• [SHORT EXERCISE]: Write out each line word for word. Drop pictures.

--- START OF DATA LINES ---

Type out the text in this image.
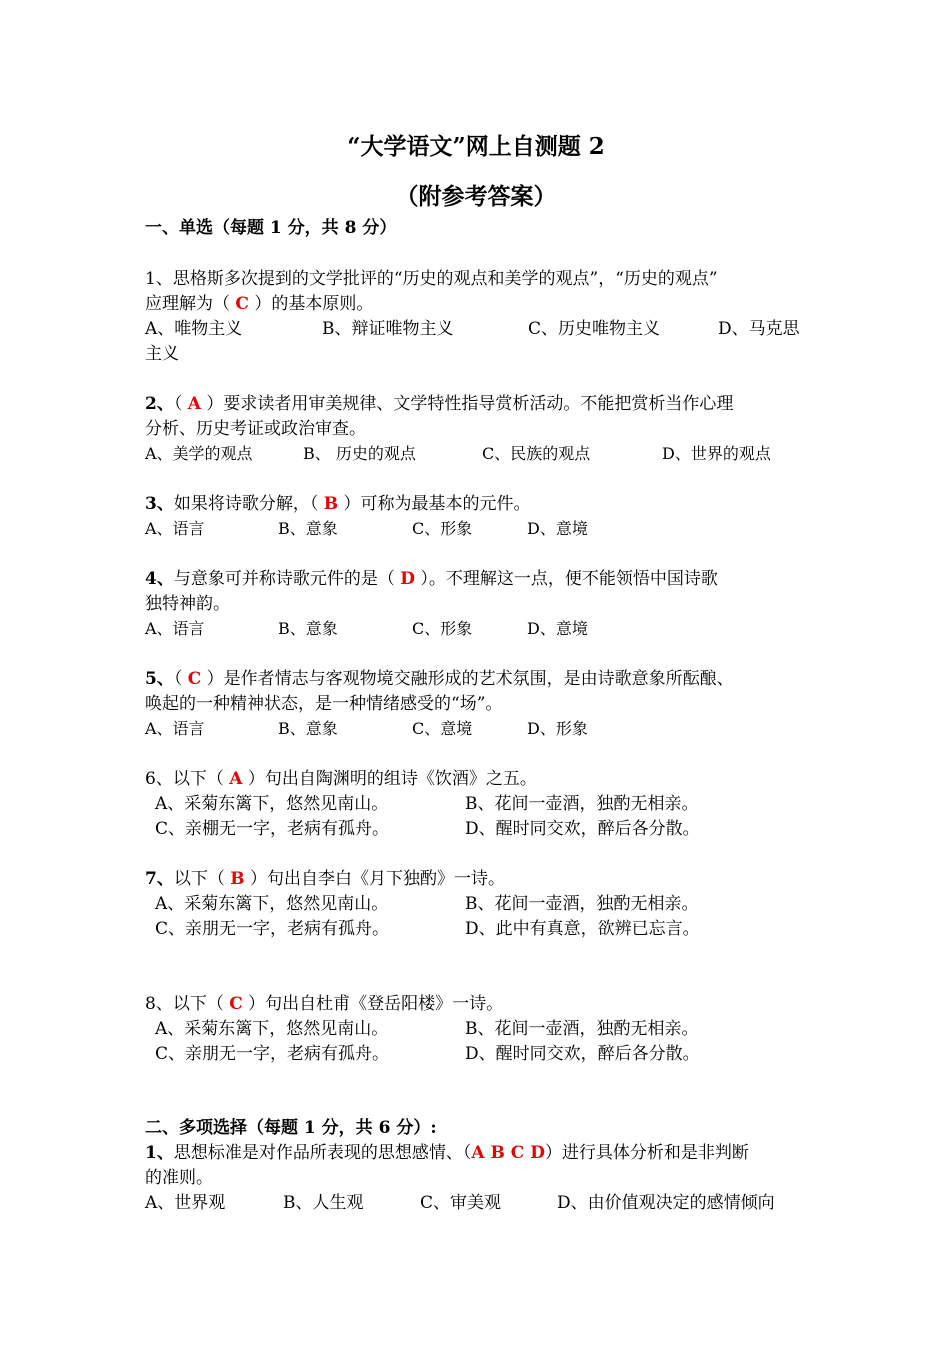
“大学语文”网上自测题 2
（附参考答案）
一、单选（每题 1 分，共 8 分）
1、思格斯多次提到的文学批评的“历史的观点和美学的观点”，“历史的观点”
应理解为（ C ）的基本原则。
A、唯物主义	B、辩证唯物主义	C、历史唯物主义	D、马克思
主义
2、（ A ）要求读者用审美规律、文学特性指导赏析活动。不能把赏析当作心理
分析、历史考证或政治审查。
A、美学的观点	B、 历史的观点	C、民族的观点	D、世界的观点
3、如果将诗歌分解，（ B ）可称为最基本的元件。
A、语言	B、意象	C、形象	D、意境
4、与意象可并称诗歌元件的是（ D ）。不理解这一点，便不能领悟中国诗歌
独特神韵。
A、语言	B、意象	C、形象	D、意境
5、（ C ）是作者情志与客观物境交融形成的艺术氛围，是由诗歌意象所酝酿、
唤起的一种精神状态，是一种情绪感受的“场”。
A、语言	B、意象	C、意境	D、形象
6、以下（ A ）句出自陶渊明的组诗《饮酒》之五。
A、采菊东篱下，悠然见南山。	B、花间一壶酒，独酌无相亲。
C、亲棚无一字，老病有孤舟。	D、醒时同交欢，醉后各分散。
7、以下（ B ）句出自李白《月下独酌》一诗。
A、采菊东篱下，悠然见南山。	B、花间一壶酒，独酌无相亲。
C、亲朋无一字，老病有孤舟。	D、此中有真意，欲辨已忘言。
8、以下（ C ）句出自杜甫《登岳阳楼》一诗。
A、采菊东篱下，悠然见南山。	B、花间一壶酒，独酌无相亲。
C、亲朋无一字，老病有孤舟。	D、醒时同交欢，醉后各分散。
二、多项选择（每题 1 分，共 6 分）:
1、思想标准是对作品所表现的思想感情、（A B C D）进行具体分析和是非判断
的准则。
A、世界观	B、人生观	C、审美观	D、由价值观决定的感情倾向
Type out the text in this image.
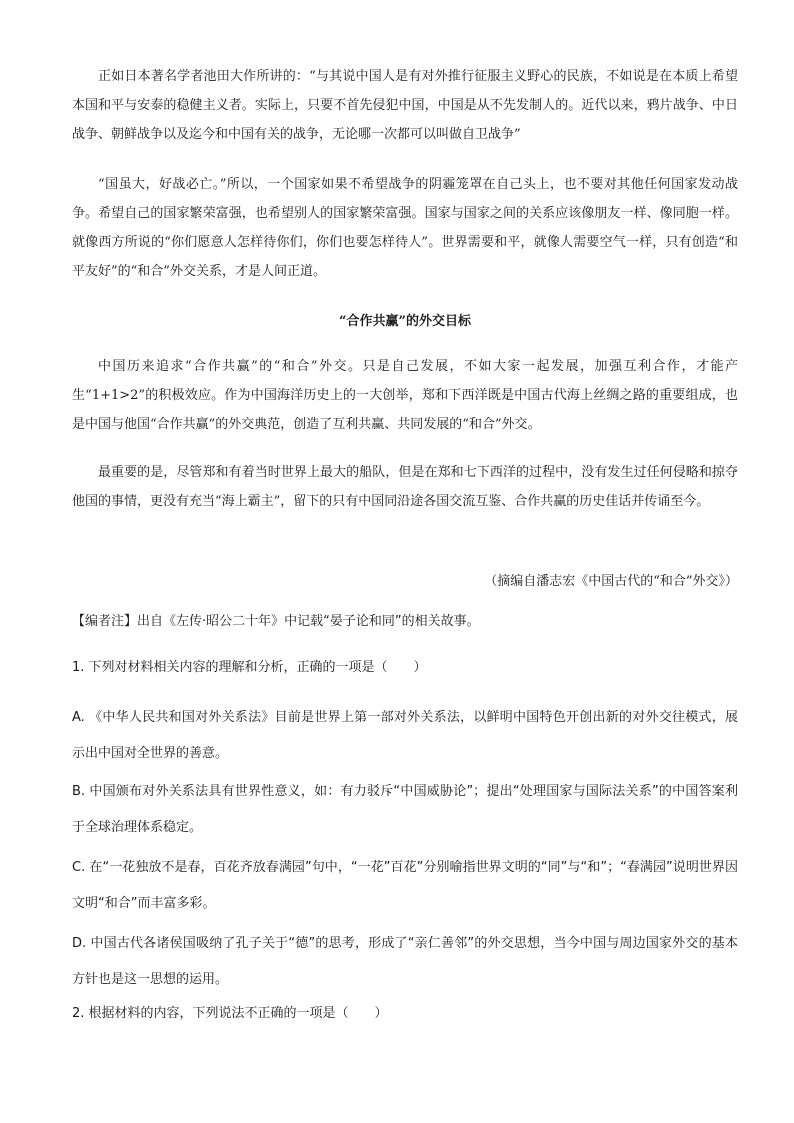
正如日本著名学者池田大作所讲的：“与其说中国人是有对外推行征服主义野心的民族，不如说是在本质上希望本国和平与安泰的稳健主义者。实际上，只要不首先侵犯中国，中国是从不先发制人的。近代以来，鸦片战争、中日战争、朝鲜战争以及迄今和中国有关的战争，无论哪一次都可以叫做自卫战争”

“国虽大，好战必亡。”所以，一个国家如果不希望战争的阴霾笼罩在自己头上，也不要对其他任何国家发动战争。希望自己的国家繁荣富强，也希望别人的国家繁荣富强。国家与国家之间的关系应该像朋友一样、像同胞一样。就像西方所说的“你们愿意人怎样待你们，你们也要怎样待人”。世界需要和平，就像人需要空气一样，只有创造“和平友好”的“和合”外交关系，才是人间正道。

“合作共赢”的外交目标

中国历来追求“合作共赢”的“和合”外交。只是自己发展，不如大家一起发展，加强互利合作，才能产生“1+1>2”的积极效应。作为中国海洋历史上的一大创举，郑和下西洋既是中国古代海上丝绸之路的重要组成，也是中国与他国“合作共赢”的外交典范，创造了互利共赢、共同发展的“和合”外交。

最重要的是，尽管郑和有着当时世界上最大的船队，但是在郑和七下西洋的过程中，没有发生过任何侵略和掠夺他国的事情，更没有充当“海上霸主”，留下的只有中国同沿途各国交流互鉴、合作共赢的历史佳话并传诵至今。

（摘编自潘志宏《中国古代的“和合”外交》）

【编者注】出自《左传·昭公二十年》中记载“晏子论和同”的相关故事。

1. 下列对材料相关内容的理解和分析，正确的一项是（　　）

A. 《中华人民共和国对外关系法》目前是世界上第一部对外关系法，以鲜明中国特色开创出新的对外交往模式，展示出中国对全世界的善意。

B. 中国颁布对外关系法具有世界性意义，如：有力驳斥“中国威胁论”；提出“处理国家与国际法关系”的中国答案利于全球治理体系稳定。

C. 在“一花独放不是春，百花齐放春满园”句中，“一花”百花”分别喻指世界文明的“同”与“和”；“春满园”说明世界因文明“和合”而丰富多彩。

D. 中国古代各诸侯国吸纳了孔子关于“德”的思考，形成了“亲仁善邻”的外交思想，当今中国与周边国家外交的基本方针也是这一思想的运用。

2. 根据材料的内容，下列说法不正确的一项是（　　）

--- END OF DATA LINES ---

• [TASK RESULT]:
Type out the text in this image.
“大学语文”网上自测题 2
（附参考答案）
一、单选（每题 1 分，共 8 分）
1、思格斯多次提到的文学批评的“历史的观点和美学的观点”，“历史的观点”
应理解为（ C ）的基本原则。
A、唯物主义	B、辩证唯物主义	C、历史唯物主义	D、马克思
主义
2、（ A ）要求读者用审美规律、文学特性指导赏析活动。不能把赏析当作心理
分析、历史考证或政治审查。
A、美学的观点	B、 历史的观点	C、民族的观点	D、世界的观点
3、如果将诗歌分解，（ B ）可称为最基本的元件。
A、语言	B、意象	C、形象	D、意境
4、与意象可并称诗歌元件的是（ D ）。不理解这一点，便不能领悟中国诗歌
独特神韵。
A、语言	B、意象	C、形象	D、意境
5、（ C ）是作者情志与客观物境交融形成的艺术氛围，是由诗歌意象所酝酿、
唤起的一种精神状态，是一种情绪感受的“场”。
A、语言	B、意象	C、意境	D、形象
6、以下（ A ）句出自陶渊明的组诗《饮酒》之五。
A、采菊东篱下，悠然见南山。	B、花间一壶酒，独酌无相亲。
C、亲棚无一字，老病有孤舟。	D、醒时同交欢，醉后各分散。
7、以下（ B ）句出自李白《月下独酌》一诗。
A、采菊东篱下，悠然见南山。	B、花间一壶酒，独酌无相亲。
C、亲朋无一字，老病有孤舟。	D、此中有真意，欲辨已忘言。
8、以下（ C ）句出自杜甫《登岳阳楼》一诗。
A、采菊东篱下，悠然见南山。	B、花间一壶酒，独酌无相亲。
C、亲朋无一字，老病有孤舟。	D、醒时同交欢，醉后各分散。
二、多项选择（每题 1 分，共 6 分）:
1、思想标准是对作品所表现的思想感情、（A B C D）进行具体分析和是非判断
的准则。
A、世界观	B、人生观	C、审美观	D、由价值观决定的感情倾向
Type out the text in this image.
正如日本著名学者池田大作所讲的：“与其说中国人是有对外推行征服主义野心的民族，不如说是在本质上希望本国和平与安泰的稳健主义者。实际上，只要不首先侵犯中国，中国是从不先发制人的。近代以来，鸦片战争、中日战争、朝鲜战争以及迄今和中国有关的战争，无论哪一次都可以叫做自卫战争”

“国虽大，好战必亡。”所以，一个国家如果不希望战争的阴霾笼罩在自己头上，也不要对其他任何国家发动战争。希望自己的国家繁荣富强，也希望别人的国家繁荣富强。国家与国家之间的关系应该像朋友一样、像同胞一样。就像西方所说的“你们愿意人怎样待你们，你们也要怎样待人”。世界需要和平，就像人需要空气一样，只有创造“和平友好”的“和合”外交关系，才是人间正道。

“合作共赢”的外交目标

中国历来追求“合作共赢”的“和合”外交。只是自己发展，不如大家一起发展，加强互利合作，才能产生“1+1>2”的积极效应。作为中国海洋历史上的一大创举，郑和下西洋既是中国古代海上丝绸之路的重要组成，也是中国与他国“合作共赢”的外交典范，创造了互利共赢、共同发展的“和合”外交。

最重要的是，尽管郑和有着当时世界上最大的船队，但是在郑和七下西洋的过程中，没有发生过任何侵略和掠夺他国的事情，更没有充当“海上霸主”，留下的只有中国同沿途各国交流互鉴、合作共赢的历史佳话并传诵至今。

（摘编自潘志宏《中国古代的“和合”外交》）

【编者注】出自《左传·昭公二十年》中记载“晏子论和同”的相关故事。

1. 下列对材料相关内容的理解和分析，正确的一项是（　　）

A. 《中华人民共和国对外关系法》目前是世界上第一部对外关系法，以鲜明中国特色开创出新的对外交往模式，展示出中国对全世界的善意。

B. 中国颁布对外关系法具有世界性意义，如：有力驳斥“中国威胁论”；提出“处理国家与国际法关系”的中国答案利于全球治理体系稳定。

C. 在“一花独放不是春，百花齐放春满园”句中，“一花”百花”分别喻指世界文明的“同”与“和”；“春满园”说明世界因文明“和合”而丰富多彩。

D. 中国古代各诸侯国吸纳了孔子关于“德”的思考，形成了“亲仁善邻”的外交思想，当今中国与周边国家外交的基本方针也是这一思想的运用。

2. 根据材料的内容，下列说法不正确的一项是（　　）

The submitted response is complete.